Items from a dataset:
>> START
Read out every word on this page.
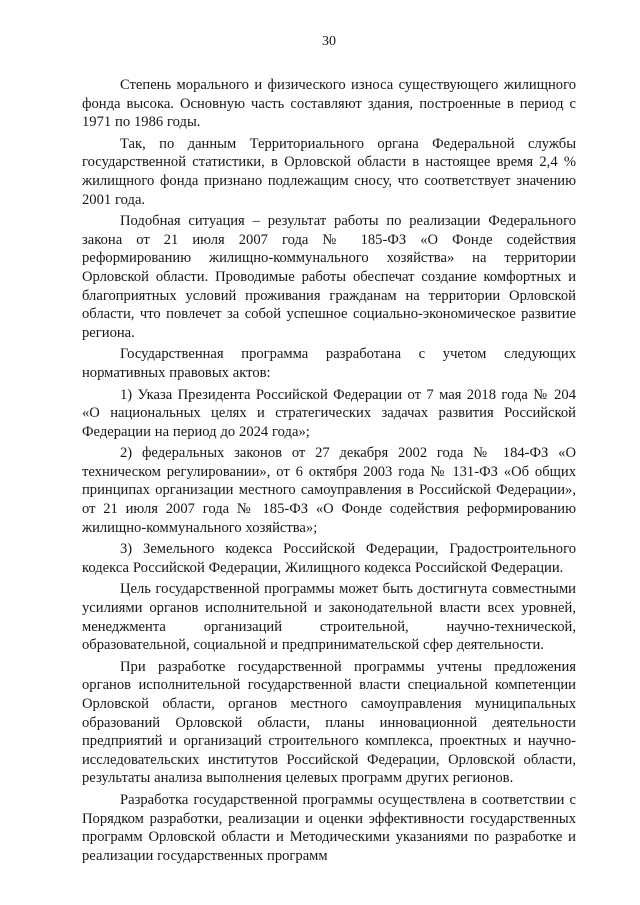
30

Степень морального и физического износа существующего жилищного фонда высока. Основную часть составляют здания, построенные в период с 1971 по 1986 годы.

Так, по данным Территориального органа Федеральной службы государственной статистики, в Орловской области в настоящее время 2,4 % жилищного фонда признано подлежащим сносу, что соответствует значению 2001 года.

Подобная ситуация – результат работы по реализации Федерального закона от 21 июля 2007 года № 185-ФЗ «О Фонде содействия реформированию жилищно-коммунального хозяйства» на территории Орловской области. Проводимые работы обеспечат создание комфортных и благоприятных условий проживания гражданам на территории Орловской области, что повлечет за собой успешное социально-экономическое развитие региона.

Государственная программа разработана с учетом следующих нормативных правовых актов:

1) Указа Президента Российской Федерации от 7 мая 2018 года № 204 «О национальных целях и стратегических задачах развития Российской Федерации на период до 2024 года»;

2) федеральных законов от 27 декабря 2002 года № 184-ФЗ «О техническом регулировании», от 6 октября 2003 года № 131-ФЗ «Об общих принципах организации местного самоуправления в Российской Федерации», от 21 июля 2007 года № 185-ФЗ «О Фонде содействия реформированию жилищно-коммунального хозяйства»;

3) Земельного кодекса Российской Федерации, Градостроительного кодекса Российской Федерации, Жилищного кодекса Российской Федерации.

Цель государственной программы может быть достигнута совместными усилиями органов исполнительной и законодательной власти всех уровней, менеджмента организаций строительной, научно-технической, образовательной, социальной и предпринимательской сфер деятельности.

При разработке государственной программы учтены предложения органов исполнительной государственной власти специальной компетенции Орловской области, органов местного самоуправления муниципальных образований Орловской области, планы инновационной деятельности предприятий и организаций строительного комплекса, проектных и научно-исследовательских институтов Российской Федерации, Орловской области, результаты анализа выполнения целевых программ других регионов.

Разработка государственной программы осуществлена в соответствии с Порядком разработки, реализации и оценки эффективности государственных программ Орловской области и Методическими указаниями по разработке и реализации государственных программ
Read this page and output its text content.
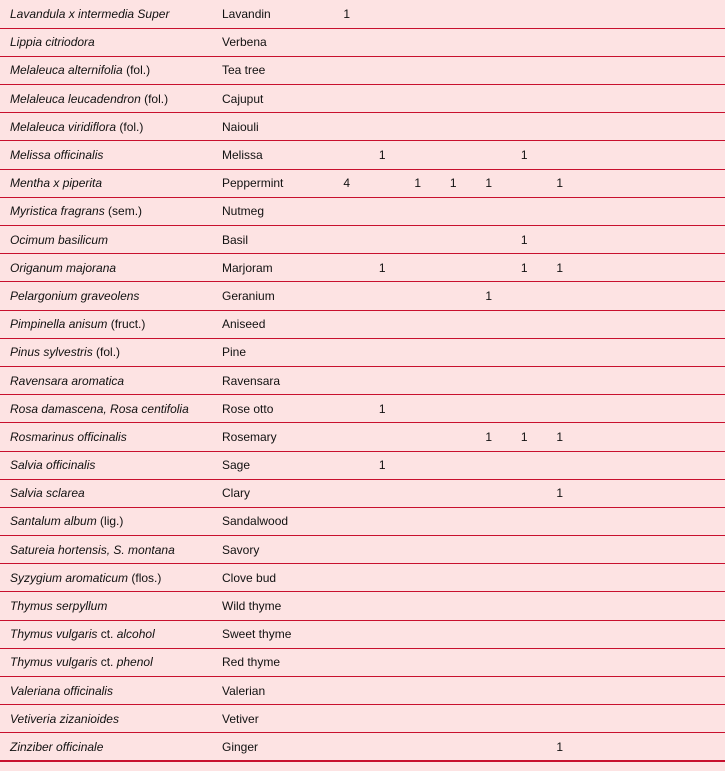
Lavandula x intermedia Super	Lavandin	1							
Lippia citriodora	Verbena								
Melaleuca alternifolia (fol.)	Tea tree								
Melaleuca leucadendron (fol.)	Cajuput								
Melaleuca viridiflora (fol.)	Naiouli								
Melissa officinalis	Melissa		1				1		
Mentha x piperita	Peppermint	4		1	1	1		1	
Myristica fragrans (sem.)	Nutmeg								
Ocimum basilicum	Basil						1		
Origanum majorana	Marjoram		1				1	1	
Pelargonium graveolens	Geranium					1			
Pimpinella anisum (fruct.)	Aniseed								
Pinus sylvestris (fol.)	Pine								
Ravensara aromatica	Ravensara								
Rosa damascena, Rosa centifolia	Rose otto		1						
Rosmarinus officinalis	Rosemary					1	1	1	
Salvia officinalis	Sage		1						
Salvia sclarea	Clary							1	
Santalum album (lig.)	Sandalwood								
Satureia hortensis, S. montana	Savory								
Syzygium aromaticum (flos.)	Clove bud								
Thymus serpyllum	Wild thyme								
Thymus vulgaris ct. alcohol	Sweet thyme								
Thymus vulgaris ct. phenol	Red thyme								
Valeriana officinalis	Valerian								
Vetiveria zizanioides	Vetiver								
Zinziber officinale	Ginger							1	
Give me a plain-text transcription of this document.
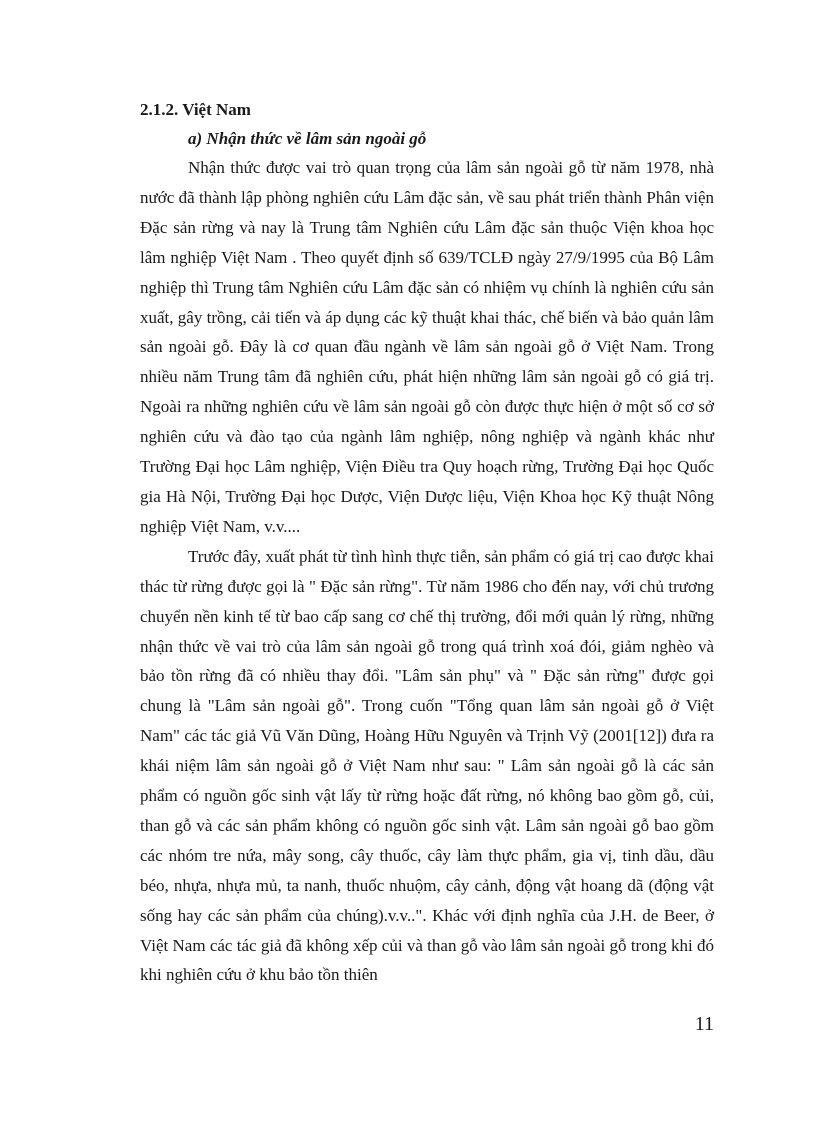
2.1.2. Việt Nam

a) Nhận thức về lâm sản ngoài gỗ

Nhận thức được vai trò quan trọng của lâm sản ngoài gỗ từ năm 1978, nhà nước đã thành lập phòng nghiên cứu Lâm đặc sản, về sau phát triển thành Phân viện Đặc sản rừng và nay là Trung tâm Nghiên cứu Lâm đặc sản thuộc Viện khoa học lâm nghiệp Việt Nam . Theo quyết định số 639/TCLĐ ngày 27/9/1995 của Bộ Lâm nghiệp thì Trung tâm Nghiên cứu Lâm đặc sản có nhiệm vụ chính là nghiên cứu sản xuất, gây trồng, cải tiến và áp dụng các kỹ thuật khai thác, chế biến và bảo quản lâm sản ngoài gỗ. Đây là cơ quan đầu ngành về lâm sản ngoài gỗ ở Việt Nam. Trong nhiều năm Trung tâm đã nghiên cứu, phát hiện những lâm sản ngoài gỗ có giá trị. Ngoài ra những nghiên cứu về lâm sản ngoài gỗ còn được thực hiện ở một số cơ sở nghiên cứu và đào tạo của ngành lâm nghiệp, nông nghiệp và ngành khác như Trường Đại học Lâm nghiệp, Viện Điều tra Quy hoạch rừng, Trường Đại học Quốc gia Hà Nội, Trường Đại học Dược, Viện Dược liệu, Viện Khoa học Kỹ thuật Nông nghiệp Việt Nam, v.v....

Trước đây, xuất phát từ tình hình thực tiễn, sản phẩm có giá trị cao được khai thác từ rừng được gọi là " Đặc sản rừng". Từ năm 1986 cho đến nay, với chủ trương chuyển nền kinh tế từ bao cấp sang cơ chế thị trường, đổi mới quản lý rừng, những nhận thức về vai trò của lâm sản ngoài gỗ trong quá trình xoá đói, giảm nghèo và bảo tồn rừng đã có nhiều thay đổi. "Lâm sản phụ" và " Đặc sản rừng" được gọi chung là "Lâm sản ngoài gỗ". Trong cuốn "Tổng quan lâm sản ngoài gỗ ở Việt Nam" các tác giả Vũ Văn Dũng, Hoàng Hữu Nguyên và Trịnh Vỹ (2001[12]) đưa ra khái niệm lâm sản ngoài gỗ ở Việt Nam như sau: " Lâm sản ngoài gỗ là các sản phẩm có nguồn gốc sinh vật lấy từ rừng hoặc đất rừng, nó không bao gồm gỗ, củi, than gỗ và các sản phẩm không có nguồn gốc sinh vật. Lâm sản ngoài gỗ bao gồm các nhóm tre nứa, mây song, cây thuốc, cây làm thực phẩm, gia vị, tinh dầu, dầu béo, nhựa, nhựa mủ, ta nanh, thuốc nhuộm, cây cảnh, động vật hoang dã (động vật sống hay các sản phẩm của chúng).v.v..". Khác với định nghĩa của J.H. de Beer, ở Việt Nam các tác giả đã không xếp củi và than gỗ vào lâm sản ngoài gỗ trong khi đó khi nghiên cứu ở khu bảo tồn thiên

11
>> END
• _Exercise requirements_
Transcribe every line in the entries above, taking out only the images.

• _Solved problem_
Read out every word on this page.
30

Степень морального и физического износа существующего жилищного фонда высока. Основную часть составляют здания, построенные в период с 1971 по 1986 годы.

Так, по данным Территориального органа Федеральной службы государственной статистики, в Орловской области в настоящее время 2,4 % жилищного фонда признано подлежащим сносу, что соответствует значению 2001 года.

Подобная ситуация – результат работы по реализации Федерального закона от 21 июля 2007 года № 185-ФЗ «О Фонде содействия реформированию жилищно-коммунального хозяйства» на территории Орловской области. Проводимые работы обеспечат создание комфортных и благоприятных условий проживания гражданам на территории Орловской области, что повлечет за собой успешное социально-экономическое развитие региона.

Государственная программа разработана с учетом следующих нормативных правовых актов:

1) Указа Президента Российской Федерации от 7 мая 2018 года № 204 «О национальных целях и стратегических задачах развития Российской Федерации на период до 2024 года»;

2) федеральных законов от 27 декабря 2002 года № 184-ФЗ «О техническом регулировании», от 6 октября 2003 года № 131-ФЗ «Об общих принципах организации местного самоуправления в Российской Федерации», от 21 июля 2007 года № 185-ФЗ «О Фонде содействия реформированию жилищно-коммунального хозяйства»;

3) Земельного кодекса Российской Федерации, Градостроительного кодекса Российской Федерации, Жилищного кодекса Российской Федерации.

Цель государственной программы может быть достигнута совместными усилиями органов исполнительной и законодательной власти всех уровней, менеджмента организаций строительной, научно-технической, образовательной, социальной и предпринимательской сфер деятельности.

При разработке государственной программы учтены предложения органов исполнительной государственной власти специальной компетенции Орловской области, органов местного самоуправления муниципальных образований Орловской области, планы инновационной деятельности предприятий и организаций строительного комплекса, проектных и научно-исследовательских институтов Российской Федерации, Орловской области, результаты анализа выполнения целевых программ других регионов.

Разработка государственной программы осуществлена в соответствии с Порядком разработки, реализации и оценки эффективности государственных программ Орловской области и Методическими указаниями по разработке и реализации государственных программ
Read this page and output its text content.
Lavandula x intermedia Super	Lavandin	1							
Lippia citriodora	Verbena								
Melaleuca alternifolia (fol.)	Tea tree								
Melaleuca leucadendron (fol.)	Cajuput								
Melaleuca viridiflora (fol.)	Naiouli								
Melissa officinalis	Melissa		1				1		
Mentha x piperita	Peppermint	4		1	1	1		1	
Myristica fragrans (sem.)	Nutmeg								
Ocimum basilicum	Basil						1		
Origanum majorana	Marjoram		1				1	1	
Pelargonium graveolens	Geranium					1			
Pimpinella anisum (fruct.)	Aniseed								
Pinus sylvestris (fol.)	Pine								
Ravensara aromatica	Ravensara								
Rosa damascena, Rosa centifolia	Rose otto		1						
Rosmarinus officinalis	Rosemary					1	1	1	
Salvia officinalis	Sage		1						
Salvia sclarea	Clary							1	
Santalum album (lig.)	Sandalwood								
Satureia hortensis, S. montana	Savory								
Syzygium aromaticum (flos.)	Clove bud								
Thymus serpyllum	Wild thyme								
Thymus vulgaris ct. alcohol	Sweet thyme								
Thymus vulgaris ct. phenol	Red thyme								
Valeriana officinalis	Valerian								
Vetiveria zizanioides	Vetiver								
Zinziber officinale	Ginger							1	
Give me a plain-text transcription of this document.
2.1.2. Việt Nam

a) Nhận thức về lâm sản ngoài gỗ

Nhận thức được vai trò quan trọng của lâm sản ngoài gỗ từ năm 1978, nhà nước đã thành lập phòng nghiên cứu Lâm đặc sản, về sau phát triển thành Phân viện Đặc sản rừng và nay là Trung tâm Nghiên cứu Lâm đặc sản thuộc Viện khoa học lâm nghiệp Việt Nam . Theo quyết định số 639/TCLĐ ngày 27/9/1995 của Bộ Lâm nghiệp thì Trung tâm Nghiên cứu Lâm đặc sản có nhiệm vụ chính là nghiên cứu sản xuất, gây trồng, cải tiến và áp dụng các kỹ thuật khai thác, chế biến và bảo quản lâm sản ngoài gỗ. Đây là cơ quan đầu ngành về lâm sản ngoài gỗ ở Việt Nam. Trong nhiều năm Trung tâm đã nghiên cứu, phát hiện những lâm sản ngoài gỗ có giá trị. Ngoài ra những nghiên cứu về lâm sản ngoài gỗ còn được thực hiện ở một số cơ sở nghiên cứu và đào tạo của ngành lâm nghiệp, nông nghiệp và ngành khác như Trường Đại học Lâm nghiệp, Viện Điều tra Quy hoạch rừng, Trường Đại học Quốc gia Hà Nội, Trường Đại học Dược, Viện Dược liệu, Viện Khoa học Kỹ thuật Nông nghiệp Việt Nam, v.v....

Trước đây, xuất phát từ tình hình thực tiễn, sản phẩm có giá trị cao được khai thác từ rừng được gọi là " Đặc sản rừng". Từ năm 1986 cho đến nay, với chủ trương chuyển nền kinh tế từ bao cấp sang cơ chế thị trường, đổi mới quản lý rừng, những nhận thức về vai trò của lâm sản ngoài gỗ trong quá trình xoá đói, giảm nghèo và bảo tồn rừng đã có nhiều thay đổi. "Lâm sản phụ" và " Đặc sản rừng" được gọi chung là "Lâm sản ngoài gỗ". Trong cuốn "Tổng quan lâm sản ngoài gỗ ở Việt Nam" các tác giả Vũ Văn Dũng, Hoàng Hữu Nguyên và Trịnh Vỹ (2001[12]) đưa ra khái niệm lâm sản ngoài gỗ ở Việt Nam như sau: " Lâm sản ngoài gỗ là các sản phẩm có nguồn gốc sinh vật lấy từ rừng hoặc đất rừng, nó không bao gồm gỗ, củi, than gỗ và các sản phẩm không có nguồn gốc sinh vật. Lâm sản ngoài gỗ bao gồm các nhóm tre nứa, mây song, cây thuốc, cây làm thực phẩm, gia vị, tinh dầu, dầu béo, nhựa, nhựa mủ, ta nanh, thuốc nhuộm, cây cảnh, động vật hoang dã (động vật sống hay các sản phẩm của chúng).v.v..". Khác với định nghĩa của J.H. de Beer, ở Việt Nam các tác giả đã không xếp củi và than gỗ vào lâm sản ngoài gỗ trong khi đó khi nghiên cứu ở khu bảo tồn thiên

11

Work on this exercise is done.